TRY IT: Write out the passage of the Neil Macrae obituary from "September 13, 1951" up to and including "story years later.", word for word.

Neil Macrae Obituary from Vancouver Sun/Province


September 13, 1951 – March 30, 2017

Icon, trailblazer, rebel, one of a kind, entertainer: these are just a few of the words that have been used to describe Neil Macrae, who passed away on March 30, 2017 at his home in Palm Springs. His 40 year career as one of Vancouver’s most renowned sports broadcasters started when, just after his high school graduation, he walked into a Victoria radio station and asked for a job. He began by delivering the staff coffee and doing some copywriting before he was given air time.
His career faced a number of trials and tribulations as many people know, but what many don’t know is that he was a broadcaster in Spuzzum, BC and Wetaskiwin, northern Alberta where, on his first night on the job, he was mugged when he walked home; “nice introduction to the town,” he would say when telling the story years later.
Alberta didn’t hold his attention long and he moved to CFCP in Courtenay, BC. But he became bored with small town news and sports, so he sold his furniture on the air, set a continuous loop to “Feeling Groovy” and drove, with his dog, in his convertible to join his friend’s stag at Vancouver’s Cecil Hotel.

[Dataset records]
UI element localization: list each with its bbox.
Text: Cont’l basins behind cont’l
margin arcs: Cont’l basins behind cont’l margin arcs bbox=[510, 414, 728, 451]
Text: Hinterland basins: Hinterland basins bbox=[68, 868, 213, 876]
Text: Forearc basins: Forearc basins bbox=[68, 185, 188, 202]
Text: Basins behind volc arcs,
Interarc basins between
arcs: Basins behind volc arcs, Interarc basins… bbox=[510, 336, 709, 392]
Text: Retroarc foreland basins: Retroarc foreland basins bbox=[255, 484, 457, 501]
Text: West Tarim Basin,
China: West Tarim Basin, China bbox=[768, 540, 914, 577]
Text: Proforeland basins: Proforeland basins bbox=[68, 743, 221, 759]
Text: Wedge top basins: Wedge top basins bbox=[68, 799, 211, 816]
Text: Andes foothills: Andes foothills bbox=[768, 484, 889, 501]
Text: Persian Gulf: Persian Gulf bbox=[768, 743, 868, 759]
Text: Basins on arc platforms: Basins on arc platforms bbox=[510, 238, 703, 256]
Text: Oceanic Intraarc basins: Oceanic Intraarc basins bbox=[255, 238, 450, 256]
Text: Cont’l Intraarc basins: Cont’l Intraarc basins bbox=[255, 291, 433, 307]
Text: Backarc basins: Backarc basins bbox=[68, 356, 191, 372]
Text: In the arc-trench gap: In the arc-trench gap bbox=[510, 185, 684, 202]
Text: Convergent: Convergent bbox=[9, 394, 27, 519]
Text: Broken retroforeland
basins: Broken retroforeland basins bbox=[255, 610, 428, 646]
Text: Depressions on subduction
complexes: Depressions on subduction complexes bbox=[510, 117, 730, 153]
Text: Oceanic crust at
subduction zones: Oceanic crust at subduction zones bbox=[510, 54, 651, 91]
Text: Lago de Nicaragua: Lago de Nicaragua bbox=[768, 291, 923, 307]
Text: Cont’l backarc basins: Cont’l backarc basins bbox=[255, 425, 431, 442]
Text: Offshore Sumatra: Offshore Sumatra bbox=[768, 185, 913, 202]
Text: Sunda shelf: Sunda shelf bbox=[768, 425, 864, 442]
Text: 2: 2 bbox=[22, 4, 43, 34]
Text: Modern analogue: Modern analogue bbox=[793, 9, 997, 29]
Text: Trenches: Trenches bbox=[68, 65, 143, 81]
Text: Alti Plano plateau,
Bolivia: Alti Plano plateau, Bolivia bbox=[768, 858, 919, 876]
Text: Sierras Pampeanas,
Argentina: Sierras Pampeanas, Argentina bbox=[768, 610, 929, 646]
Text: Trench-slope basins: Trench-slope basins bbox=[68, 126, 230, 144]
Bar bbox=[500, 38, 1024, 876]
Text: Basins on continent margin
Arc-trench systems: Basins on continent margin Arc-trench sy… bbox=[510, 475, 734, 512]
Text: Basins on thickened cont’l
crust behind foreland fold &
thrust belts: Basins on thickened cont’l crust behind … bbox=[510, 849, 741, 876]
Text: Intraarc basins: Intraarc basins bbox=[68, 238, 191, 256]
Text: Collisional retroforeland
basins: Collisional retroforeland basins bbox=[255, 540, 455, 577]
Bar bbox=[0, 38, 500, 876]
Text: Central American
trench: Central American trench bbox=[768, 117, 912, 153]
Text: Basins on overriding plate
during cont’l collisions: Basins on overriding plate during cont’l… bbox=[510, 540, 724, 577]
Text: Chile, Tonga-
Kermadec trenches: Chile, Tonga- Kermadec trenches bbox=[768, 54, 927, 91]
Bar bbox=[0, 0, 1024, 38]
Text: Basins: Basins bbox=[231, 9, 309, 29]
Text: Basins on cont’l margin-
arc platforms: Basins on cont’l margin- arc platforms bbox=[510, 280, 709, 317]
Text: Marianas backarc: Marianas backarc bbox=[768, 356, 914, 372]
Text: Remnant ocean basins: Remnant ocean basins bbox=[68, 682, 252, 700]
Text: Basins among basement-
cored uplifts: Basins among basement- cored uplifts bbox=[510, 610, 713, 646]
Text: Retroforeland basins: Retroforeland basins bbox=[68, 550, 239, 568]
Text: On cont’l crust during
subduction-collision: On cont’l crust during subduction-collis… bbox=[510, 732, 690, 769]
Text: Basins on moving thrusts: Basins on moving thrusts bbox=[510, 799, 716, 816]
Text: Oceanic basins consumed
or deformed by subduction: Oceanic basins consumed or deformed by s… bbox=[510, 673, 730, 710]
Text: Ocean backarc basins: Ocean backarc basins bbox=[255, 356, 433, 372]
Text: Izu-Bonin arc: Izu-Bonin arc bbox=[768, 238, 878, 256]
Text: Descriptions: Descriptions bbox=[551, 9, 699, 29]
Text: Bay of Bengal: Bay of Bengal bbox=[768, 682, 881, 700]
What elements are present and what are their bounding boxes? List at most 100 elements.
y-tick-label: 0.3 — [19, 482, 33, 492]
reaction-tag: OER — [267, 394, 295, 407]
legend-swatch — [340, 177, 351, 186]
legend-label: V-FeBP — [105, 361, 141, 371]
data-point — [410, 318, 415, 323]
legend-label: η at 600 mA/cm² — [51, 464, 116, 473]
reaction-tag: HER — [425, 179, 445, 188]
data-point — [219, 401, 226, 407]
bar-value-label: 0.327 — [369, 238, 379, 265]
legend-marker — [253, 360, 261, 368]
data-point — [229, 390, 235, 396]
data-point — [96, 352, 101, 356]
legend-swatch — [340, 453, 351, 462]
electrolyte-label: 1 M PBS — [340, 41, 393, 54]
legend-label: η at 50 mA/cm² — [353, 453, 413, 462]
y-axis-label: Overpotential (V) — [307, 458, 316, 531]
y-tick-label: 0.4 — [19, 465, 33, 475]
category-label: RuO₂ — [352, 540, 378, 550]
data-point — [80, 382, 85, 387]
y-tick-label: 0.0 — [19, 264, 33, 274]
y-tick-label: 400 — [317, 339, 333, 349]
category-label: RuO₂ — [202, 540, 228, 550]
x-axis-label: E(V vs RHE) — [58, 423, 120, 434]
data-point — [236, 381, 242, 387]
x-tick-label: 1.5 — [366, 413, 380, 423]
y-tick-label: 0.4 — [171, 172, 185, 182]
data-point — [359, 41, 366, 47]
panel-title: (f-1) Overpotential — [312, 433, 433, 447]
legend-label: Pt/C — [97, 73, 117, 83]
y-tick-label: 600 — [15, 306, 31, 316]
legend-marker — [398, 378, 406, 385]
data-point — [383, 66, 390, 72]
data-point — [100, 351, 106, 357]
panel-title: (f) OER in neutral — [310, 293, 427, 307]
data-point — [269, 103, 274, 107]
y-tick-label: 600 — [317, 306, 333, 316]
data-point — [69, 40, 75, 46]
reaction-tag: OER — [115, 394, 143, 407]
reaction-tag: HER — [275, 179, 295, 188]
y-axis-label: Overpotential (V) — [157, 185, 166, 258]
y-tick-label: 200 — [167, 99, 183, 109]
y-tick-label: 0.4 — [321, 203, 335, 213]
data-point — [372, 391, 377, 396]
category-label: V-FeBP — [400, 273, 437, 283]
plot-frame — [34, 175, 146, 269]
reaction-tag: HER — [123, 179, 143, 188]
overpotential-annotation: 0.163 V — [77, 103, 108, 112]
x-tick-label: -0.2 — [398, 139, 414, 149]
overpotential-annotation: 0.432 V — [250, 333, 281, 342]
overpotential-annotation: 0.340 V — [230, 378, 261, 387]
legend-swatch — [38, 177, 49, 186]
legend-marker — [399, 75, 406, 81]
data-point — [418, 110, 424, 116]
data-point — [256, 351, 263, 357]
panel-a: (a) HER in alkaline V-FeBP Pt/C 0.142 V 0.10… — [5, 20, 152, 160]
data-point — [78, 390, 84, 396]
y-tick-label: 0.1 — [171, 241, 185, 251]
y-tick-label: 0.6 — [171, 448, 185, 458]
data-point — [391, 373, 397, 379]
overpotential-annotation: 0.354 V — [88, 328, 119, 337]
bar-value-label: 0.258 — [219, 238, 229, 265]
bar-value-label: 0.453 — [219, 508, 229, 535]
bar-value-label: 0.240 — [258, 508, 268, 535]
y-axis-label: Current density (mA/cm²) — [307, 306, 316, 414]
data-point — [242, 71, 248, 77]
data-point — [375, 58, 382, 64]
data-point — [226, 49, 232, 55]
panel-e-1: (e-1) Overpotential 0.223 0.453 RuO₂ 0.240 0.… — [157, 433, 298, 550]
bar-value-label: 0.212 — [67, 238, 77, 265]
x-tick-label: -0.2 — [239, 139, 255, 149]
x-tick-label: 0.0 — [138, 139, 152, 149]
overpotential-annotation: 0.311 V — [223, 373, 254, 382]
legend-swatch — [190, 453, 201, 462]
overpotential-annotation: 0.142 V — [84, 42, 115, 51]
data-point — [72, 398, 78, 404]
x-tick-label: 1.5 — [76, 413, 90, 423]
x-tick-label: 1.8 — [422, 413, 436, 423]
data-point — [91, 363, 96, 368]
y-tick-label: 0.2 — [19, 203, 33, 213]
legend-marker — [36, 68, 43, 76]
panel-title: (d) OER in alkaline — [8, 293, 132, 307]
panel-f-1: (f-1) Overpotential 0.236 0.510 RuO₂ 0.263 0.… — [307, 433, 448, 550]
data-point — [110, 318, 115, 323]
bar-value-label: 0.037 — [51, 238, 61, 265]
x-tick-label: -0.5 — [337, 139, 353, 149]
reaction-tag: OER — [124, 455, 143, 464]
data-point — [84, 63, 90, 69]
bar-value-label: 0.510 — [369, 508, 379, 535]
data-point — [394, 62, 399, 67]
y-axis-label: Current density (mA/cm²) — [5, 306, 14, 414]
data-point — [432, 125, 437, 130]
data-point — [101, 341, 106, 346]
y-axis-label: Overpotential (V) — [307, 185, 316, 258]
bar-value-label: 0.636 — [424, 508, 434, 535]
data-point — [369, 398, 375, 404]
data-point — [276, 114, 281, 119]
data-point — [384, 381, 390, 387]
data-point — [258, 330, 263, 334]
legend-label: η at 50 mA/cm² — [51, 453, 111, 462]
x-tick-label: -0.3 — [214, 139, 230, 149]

TASK ANSWER:
September 13, 1951 – March 30, 2017

Icon, trailblazer, rebel, one of a kind, entertainer: these are just a few of the words that have been used to describe Neil Macrae, who passed away on March 30, 2017 at his home in Palm Springs. His 40 year career as one of Vancouver’s most renowned sports broadcasters started when, just after his high school graduation, he walked into a Victoria radio station and asked for a job. He began by delivering the staff coffee and doing some copywriting before he was given air time.
His career faced a number of trials and tribulations as many people know, but what many don’t know is that he was a broadcaster in Spuzzum, BC and Wetaskiwin, northern Alberta where, on his first night on the job, he was mugged when he walked home; “nice introduction to the town,” he would say when telling the story years later.